## start DATA

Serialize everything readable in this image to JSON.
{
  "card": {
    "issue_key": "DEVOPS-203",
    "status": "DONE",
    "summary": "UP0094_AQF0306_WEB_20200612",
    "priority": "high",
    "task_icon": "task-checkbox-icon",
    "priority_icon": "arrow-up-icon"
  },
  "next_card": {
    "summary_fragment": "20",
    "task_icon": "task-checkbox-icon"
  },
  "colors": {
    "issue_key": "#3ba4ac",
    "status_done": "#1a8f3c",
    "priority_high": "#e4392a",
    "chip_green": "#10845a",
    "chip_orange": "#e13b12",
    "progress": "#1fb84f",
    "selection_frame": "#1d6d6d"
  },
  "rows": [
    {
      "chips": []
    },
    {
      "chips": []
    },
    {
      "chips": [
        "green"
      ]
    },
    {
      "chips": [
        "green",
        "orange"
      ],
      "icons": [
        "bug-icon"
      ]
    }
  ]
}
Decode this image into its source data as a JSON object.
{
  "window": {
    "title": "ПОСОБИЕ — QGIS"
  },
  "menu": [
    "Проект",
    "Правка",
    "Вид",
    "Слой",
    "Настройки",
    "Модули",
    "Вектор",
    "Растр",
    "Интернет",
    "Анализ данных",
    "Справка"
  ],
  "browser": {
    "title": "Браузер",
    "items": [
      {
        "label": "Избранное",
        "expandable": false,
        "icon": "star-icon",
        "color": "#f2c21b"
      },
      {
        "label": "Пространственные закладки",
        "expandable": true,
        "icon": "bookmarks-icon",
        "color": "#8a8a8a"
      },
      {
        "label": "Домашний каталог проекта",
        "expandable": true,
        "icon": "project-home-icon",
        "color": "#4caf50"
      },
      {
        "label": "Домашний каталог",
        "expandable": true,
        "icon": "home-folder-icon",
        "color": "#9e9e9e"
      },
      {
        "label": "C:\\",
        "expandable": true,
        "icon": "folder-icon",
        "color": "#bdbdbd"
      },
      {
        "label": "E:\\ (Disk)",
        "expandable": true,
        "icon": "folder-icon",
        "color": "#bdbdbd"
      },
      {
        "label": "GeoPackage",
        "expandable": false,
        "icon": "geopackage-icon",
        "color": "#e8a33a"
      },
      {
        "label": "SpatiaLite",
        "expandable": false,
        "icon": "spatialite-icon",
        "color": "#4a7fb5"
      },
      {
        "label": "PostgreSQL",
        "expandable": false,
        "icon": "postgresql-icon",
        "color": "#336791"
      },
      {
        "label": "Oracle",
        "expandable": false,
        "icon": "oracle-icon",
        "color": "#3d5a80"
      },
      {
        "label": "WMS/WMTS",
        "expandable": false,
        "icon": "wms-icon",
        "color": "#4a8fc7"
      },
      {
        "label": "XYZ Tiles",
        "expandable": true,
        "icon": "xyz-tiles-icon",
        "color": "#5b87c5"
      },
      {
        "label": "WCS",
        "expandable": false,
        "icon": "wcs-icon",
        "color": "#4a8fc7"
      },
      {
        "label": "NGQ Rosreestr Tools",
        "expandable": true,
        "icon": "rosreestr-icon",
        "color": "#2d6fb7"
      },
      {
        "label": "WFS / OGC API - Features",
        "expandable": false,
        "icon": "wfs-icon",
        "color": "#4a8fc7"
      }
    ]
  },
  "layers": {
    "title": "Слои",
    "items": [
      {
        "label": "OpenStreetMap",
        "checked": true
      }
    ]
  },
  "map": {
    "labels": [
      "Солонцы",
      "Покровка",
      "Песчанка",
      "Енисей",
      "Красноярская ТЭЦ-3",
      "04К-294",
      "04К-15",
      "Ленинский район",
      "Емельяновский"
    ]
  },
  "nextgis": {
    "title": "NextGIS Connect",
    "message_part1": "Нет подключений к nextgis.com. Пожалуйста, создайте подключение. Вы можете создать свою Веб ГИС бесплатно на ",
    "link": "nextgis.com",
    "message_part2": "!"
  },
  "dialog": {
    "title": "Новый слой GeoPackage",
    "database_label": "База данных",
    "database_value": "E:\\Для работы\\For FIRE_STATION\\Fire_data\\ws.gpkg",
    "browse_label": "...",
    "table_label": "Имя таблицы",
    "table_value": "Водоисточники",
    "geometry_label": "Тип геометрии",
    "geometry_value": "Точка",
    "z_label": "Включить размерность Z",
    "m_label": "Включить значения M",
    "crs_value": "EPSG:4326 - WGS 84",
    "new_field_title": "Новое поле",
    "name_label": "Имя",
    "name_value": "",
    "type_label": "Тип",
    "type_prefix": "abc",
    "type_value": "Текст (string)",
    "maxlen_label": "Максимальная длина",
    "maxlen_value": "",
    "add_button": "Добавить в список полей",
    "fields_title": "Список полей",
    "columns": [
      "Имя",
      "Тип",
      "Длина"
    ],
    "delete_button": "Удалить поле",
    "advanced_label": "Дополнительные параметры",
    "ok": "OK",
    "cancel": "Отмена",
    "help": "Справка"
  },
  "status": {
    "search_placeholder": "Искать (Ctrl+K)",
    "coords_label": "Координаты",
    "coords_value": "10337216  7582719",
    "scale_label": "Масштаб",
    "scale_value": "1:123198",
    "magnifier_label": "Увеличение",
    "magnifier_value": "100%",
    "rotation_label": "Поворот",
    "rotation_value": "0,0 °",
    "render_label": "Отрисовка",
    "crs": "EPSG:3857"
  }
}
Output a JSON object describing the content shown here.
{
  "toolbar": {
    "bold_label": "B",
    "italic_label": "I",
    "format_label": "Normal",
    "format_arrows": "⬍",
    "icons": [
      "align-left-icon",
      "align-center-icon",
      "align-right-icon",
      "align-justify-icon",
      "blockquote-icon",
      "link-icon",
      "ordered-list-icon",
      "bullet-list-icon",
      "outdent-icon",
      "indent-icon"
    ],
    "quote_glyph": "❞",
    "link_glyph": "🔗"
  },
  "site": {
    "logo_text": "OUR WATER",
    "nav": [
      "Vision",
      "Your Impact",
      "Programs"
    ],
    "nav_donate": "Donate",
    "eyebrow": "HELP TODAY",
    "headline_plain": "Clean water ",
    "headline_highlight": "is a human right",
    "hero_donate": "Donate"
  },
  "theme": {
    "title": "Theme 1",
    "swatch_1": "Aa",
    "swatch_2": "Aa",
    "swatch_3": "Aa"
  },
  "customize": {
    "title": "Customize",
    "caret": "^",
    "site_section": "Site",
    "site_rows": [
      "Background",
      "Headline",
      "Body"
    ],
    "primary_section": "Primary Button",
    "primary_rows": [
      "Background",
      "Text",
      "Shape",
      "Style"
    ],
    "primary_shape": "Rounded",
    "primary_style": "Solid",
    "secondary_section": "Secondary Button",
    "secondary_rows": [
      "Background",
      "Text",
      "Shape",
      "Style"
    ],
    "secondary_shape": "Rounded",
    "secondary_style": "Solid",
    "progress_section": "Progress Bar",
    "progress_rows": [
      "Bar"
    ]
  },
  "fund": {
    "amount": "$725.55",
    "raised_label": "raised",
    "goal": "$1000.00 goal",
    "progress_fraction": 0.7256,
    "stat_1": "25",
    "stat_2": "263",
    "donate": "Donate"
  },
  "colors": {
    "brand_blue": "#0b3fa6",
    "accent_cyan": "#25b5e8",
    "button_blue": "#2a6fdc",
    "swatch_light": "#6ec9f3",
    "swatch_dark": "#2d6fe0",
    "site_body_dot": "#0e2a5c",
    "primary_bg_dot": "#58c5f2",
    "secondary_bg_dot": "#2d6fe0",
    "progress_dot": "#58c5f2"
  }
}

## end DATA

| PROBLEM DESCRIPTION |
Go through the data and return every record exactly.

| CORRECT RESULT |
Serialize everything readable in this image to JSON.
{
  "card": {
    "issue_key": "DEVOPS-203",
    "status": "DONE",
    "summary": "UP0094_AQF0306_WEB_20200612",
    "priority": "high",
    "task_icon": "task-checkbox-icon",
    "priority_icon": "arrow-up-icon"
  },
  "next_card": {
    "summary_fragment": "20",
    "task_icon": "task-checkbox-icon"
  },
  "colors": {
    "issue_key": "#3ba4ac",
    "status_done": "#1a8f3c",
    "priority_high": "#e4392a",
    "chip_green": "#10845a",
    "chip_orange": "#e13b12",
    "progress": "#1fb84f",
    "selection_frame": "#1d6d6d"
  },
  "rows": [
    {
      "chips": []
    },
    {
      "chips": []
    },
    {
      "chips": [
        "green"
      ]
    },
    {
      "chips": [
        "green",
        "orange"
      ],
      "icons": [
        "bug-icon"
      ]
    }
  ]
}
Decode this image into its source data as a JSON object.
{
  "window": {
    "title": "ПОСОБИЕ — QGIS"
  },
  "menu": [
    "Проект",
    "Правка",
    "Вид",
    "Слой",
    "Настройки",
    "Модули",
    "Вектор",
    "Растр",
    "Интернет",
    "Анализ данных",
    "Справка"
  ],
  "browser": {
    "title": "Браузер",
    "items": [
      {
        "label": "Избранное",
        "expandable": false,
        "icon": "star-icon",
        "color": "#f2c21b"
      },
      {
        "label": "Пространственные закладки",
        "expandable": true,
        "icon": "bookmarks-icon",
        "color": "#8a8a8a"
      },
      {
        "label": "Домашний каталог проекта",
        "expandable": true,
        "icon": "project-home-icon",
        "color": "#4caf50"
      },
      {
        "label": "Домашний каталог",
        "expandable": true,
        "icon": "home-folder-icon",
        "color": "#9e9e9e"
      },
      {
        "label": "C:\\",
        "expandable": true,
        "icon": "folder-icon",
        "color": "#bdbdbd"
      },
      {
        "label": "E:\\ (Disk)",
        "expandable": true,
        "icon": "folder-icon",
        "color": "#bdbdbd"
      },
      {
        "label": "GeoPackage",
        "expandable": false,
        "icon": "geopackage-icon",
        "color": "#e8a33a"
      },
      {
        "label": "SpatiaLite",
        "expandable": false,
        "icon": "spatialite-icon",
        "color": "#4a7fb5"
      },
      {
        "label": "PostgreSQL",
        "expandable": false,
        "icon": "postgresql-icon",
        "color": "#336791"
      },
      {
        "label": "Oracle",
        "expandable": false,
        "icon": "oracle-icon",
        "color": "#3d5a80"
      },
      {
        "label": "WMS/WMTS",
        "expandable": false,
        "icon": "wms-icon",
        "color": "#4a8fc7"
      },
      {
        "label": "XYZ Tiles",
        "expandable": true,
        "icon": "xyz-tiles-icon",
        "color": "#5b87c5"
      },
      {
        "label": "WCS",
        "expandable": false,
        "icon": "wcs-icon",
        "color": "#4a8fc7"
      },
      {
        "label": "NGQ Rosreestr Tools",
        "expandable": true,
        "icon": "rosreestr-icon",
        "color": "#2d6fb7"
      },
      {
        "label": "WFS / OGC API - Features",
        "expandable": false,
        "icon": "wfs-icon",
        "color": "#4a8fc7"
      }
    ]
  },
  "layers": {
    "title": "Слои",
    "items": [
      {
        "label": "OpenStreetMap",
        "checked": true
      }
    ]
  },
  "map": {
    "labels": [
      "Солонцы",
      "Покровка",
      "Песчанка",
      "Енисей",
      "Красноярская ТЭЦ-3",
      "04К-294",
      "04К-15",
      "Ленинский район",
      "Емельяновский"
    ]
  },
  "nextgis": {
    "title": "NextGIS Connect",
    "message_part1": "Нет подключений к nextgis.com. Пожалуйста, создайте подключение. Вы можете создать свою Веб ГИС бесплатно на ",
    "link": "nextgis.com",
    "message_part2": "!"
  },
  "dialog": {
    "title": "Новый слой GeoPackage",
    "database_label": "База данных",
    "database_value": "E:\\Для работы\\For FIRE_STATION\\Fire_data\\ws.gpkg",
    "browse_label": "...",
    "table_label": "Имя таблицы",
    "table_value": "Водоисточники",
    "geometry_label": "Тип геометрии",
    "geometry_value": "Точка",
    "z_label": "Включить размерность Z",
    "m_label": "Включить значения M",
    "crs_value": "EPSG:4326 - WGS 84",
    "new_field_title": "Новое поле",
    "name_label": "Имя",
    "name_value": "",
    "type_label": "Тип",
    "type_prefix": "abc",
    "type_value": "Текст (string)",
    "maxlen_label": "Максимальная длина",
    "maxlen_value": "",
    "add_button": "Добавить в список полей",
    "fields_title": "Список полей",
    "columns": [
      "Имя",
      "Тип",
      "Длина"
    ],
    "delete_button": "Удалить поле",
    "advanced_label": "Дополнительные параметры",
    "ok": "OK",
    "cancel": "Отмена",
    "help": "Справка"
  },
  "status": {
    "search_placeholder": "Искать (Ctrl+K)",
    "coords_label": "Координаты",
    "coords_value": "10337216  7582719",
    "scale_label": "Масштаб",
    "scale_value": "1:123198",
    "magnifier_label": "Увеличение",
    "magnifier_value": "100%",
    "rotation_label": "Поворот",
    "rotation_value": "0,0 °",
    "render_label": "Отрисовка",
    "crs": "EPSG:3857"
  }
}
Output a JSON object describing the content shown here.
{
  "toolbar": {
    "bold_label": "B",
    "italic_label": "I",
    "format_label": "Normal",
    "format_arrows": "⬍",
    "icons": [
      "align-left-icon",
      "align-center-icon",
      "align-right-icon",
      "align-justify-icon",
      "blockquote-icon",
      "link-icon",
      "ordered-list-icon",
      "bullet-list-icon",
      "outdent-icon",
      "indent-icon"
    ],
    "quote_glyph": "❞",
    "link_glyph": "🔗"
  },
  "site": {
    "logo_text": "OUR WATER",
    "nav": [
      "Vision",
      "Your Impact",
      "Programs"
    ],
    "nav_donate": "Donate",
    "eyebrow": "HELP TODAY",
    "headline_plain": "Clean water ",
    "headline_highlight": "is a human right",
    "hero_donate": "Donate"
  },
  "theme": {
    "title": "Theme 1",
    "swatch_1": "Aa",
    "swatch_2": "Aa",
    "swatch_3": "Aa"
  },
  "customize": {
    "title": "Customize",
    "caret": "^",
    "site_section": "Site",
    "site_rows": [
      "Background",
      "Headline",
      "Body"
    ],
    "primary_section": "Primary Button",
    "primary_rows": [
      "Background",
      "Text",
      "Shape",
      "Style"
    ],
    "primary_shape": "Rounded",
    "primary_style": "Solid",
    "secondary_section": "Secondary Button",
    "secondary_rows": [
      "Background",
      "Text",
      "Shape",
      "Style"
    ],
    "secondary_shape": "Rounded",
    "secondary_style": "Solid",
    "progress_section": "Progress Bar",
    "progress_rows": [
      "Bar"
    ]
  },
  "fund": {
    "amount": "$725.55",
    "raised_label": "raised",
    "goal": "$1000.00 goal",
    "progress_fraction": 0.7256,
    "stat_1": "25",
    "stat_2": "263",
    "donate": "Donate"
  },
  "colors": {
    "brand_blue": "#0b3fa6",
    "accent_cyan": "#25b5e8",
    "button_blue": "#2a6fdc",
    "swatch_light": "#6ec9f3",
    "swatch_dark": "#2d6fe0",
    "site_body_dot": "#0e2a5c",
    "primary_bg_dot": "#58c5f2",
    "secondary_bg_dot": "#2d6fe0",
    "progress_dot": "#58c5f2"
  }
}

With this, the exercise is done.